What is required
Find the string "Nairobi" in the data, then copy every line where it is found.

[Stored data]
---*---

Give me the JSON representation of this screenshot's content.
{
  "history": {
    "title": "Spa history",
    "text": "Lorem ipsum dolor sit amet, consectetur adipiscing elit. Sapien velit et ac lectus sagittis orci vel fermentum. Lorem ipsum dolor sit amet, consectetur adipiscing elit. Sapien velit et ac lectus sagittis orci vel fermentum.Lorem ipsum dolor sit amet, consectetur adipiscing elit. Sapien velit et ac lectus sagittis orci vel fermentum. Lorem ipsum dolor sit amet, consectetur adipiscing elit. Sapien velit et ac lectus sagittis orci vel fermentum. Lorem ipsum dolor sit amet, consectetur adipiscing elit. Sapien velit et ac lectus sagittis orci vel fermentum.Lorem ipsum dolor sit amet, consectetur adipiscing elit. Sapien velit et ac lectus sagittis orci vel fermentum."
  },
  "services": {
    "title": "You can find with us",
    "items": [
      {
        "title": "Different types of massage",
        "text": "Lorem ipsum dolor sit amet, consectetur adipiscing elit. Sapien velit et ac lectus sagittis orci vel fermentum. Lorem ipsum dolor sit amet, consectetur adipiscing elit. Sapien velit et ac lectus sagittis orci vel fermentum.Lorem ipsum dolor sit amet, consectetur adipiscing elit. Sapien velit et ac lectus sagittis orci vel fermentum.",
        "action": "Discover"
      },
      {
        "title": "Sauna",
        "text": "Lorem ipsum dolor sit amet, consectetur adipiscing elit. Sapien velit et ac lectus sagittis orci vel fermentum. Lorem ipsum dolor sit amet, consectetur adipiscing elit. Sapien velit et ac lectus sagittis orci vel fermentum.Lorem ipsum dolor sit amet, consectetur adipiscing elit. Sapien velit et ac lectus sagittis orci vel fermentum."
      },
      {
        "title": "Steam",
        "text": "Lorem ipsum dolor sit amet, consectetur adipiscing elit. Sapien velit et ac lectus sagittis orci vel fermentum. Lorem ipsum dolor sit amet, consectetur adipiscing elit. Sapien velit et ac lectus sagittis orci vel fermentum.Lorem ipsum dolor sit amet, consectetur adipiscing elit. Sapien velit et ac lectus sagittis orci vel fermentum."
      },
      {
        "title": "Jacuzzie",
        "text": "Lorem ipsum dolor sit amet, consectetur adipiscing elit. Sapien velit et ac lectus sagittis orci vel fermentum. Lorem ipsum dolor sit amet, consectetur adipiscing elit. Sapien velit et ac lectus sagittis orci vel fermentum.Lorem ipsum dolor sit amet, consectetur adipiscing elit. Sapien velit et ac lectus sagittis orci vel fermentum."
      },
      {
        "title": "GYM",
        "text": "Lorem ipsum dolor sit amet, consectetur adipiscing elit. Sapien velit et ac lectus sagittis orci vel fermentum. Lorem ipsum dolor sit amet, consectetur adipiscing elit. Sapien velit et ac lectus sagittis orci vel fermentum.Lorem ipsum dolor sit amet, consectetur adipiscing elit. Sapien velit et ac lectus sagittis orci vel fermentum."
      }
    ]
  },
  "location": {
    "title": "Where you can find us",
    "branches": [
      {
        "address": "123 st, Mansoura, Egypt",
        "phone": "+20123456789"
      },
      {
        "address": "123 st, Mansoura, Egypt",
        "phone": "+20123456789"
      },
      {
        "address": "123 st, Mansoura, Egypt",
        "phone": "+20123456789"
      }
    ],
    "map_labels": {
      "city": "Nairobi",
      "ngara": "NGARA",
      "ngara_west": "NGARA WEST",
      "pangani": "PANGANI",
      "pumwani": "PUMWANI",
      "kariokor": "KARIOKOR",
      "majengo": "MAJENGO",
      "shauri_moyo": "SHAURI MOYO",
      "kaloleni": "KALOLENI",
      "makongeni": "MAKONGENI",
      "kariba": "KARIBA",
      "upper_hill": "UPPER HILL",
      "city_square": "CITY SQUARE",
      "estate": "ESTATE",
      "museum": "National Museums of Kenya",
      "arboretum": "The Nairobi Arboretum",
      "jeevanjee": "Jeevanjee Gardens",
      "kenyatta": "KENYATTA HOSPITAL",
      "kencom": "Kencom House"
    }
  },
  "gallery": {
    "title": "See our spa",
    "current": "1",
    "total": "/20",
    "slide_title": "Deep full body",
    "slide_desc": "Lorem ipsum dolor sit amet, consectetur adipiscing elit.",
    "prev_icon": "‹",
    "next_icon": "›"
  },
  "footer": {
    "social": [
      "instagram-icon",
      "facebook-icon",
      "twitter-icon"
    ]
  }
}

---*---

Result of the exercise
      "city": "Nairobi",
      "arboretum": "The Nairobi Arboretum",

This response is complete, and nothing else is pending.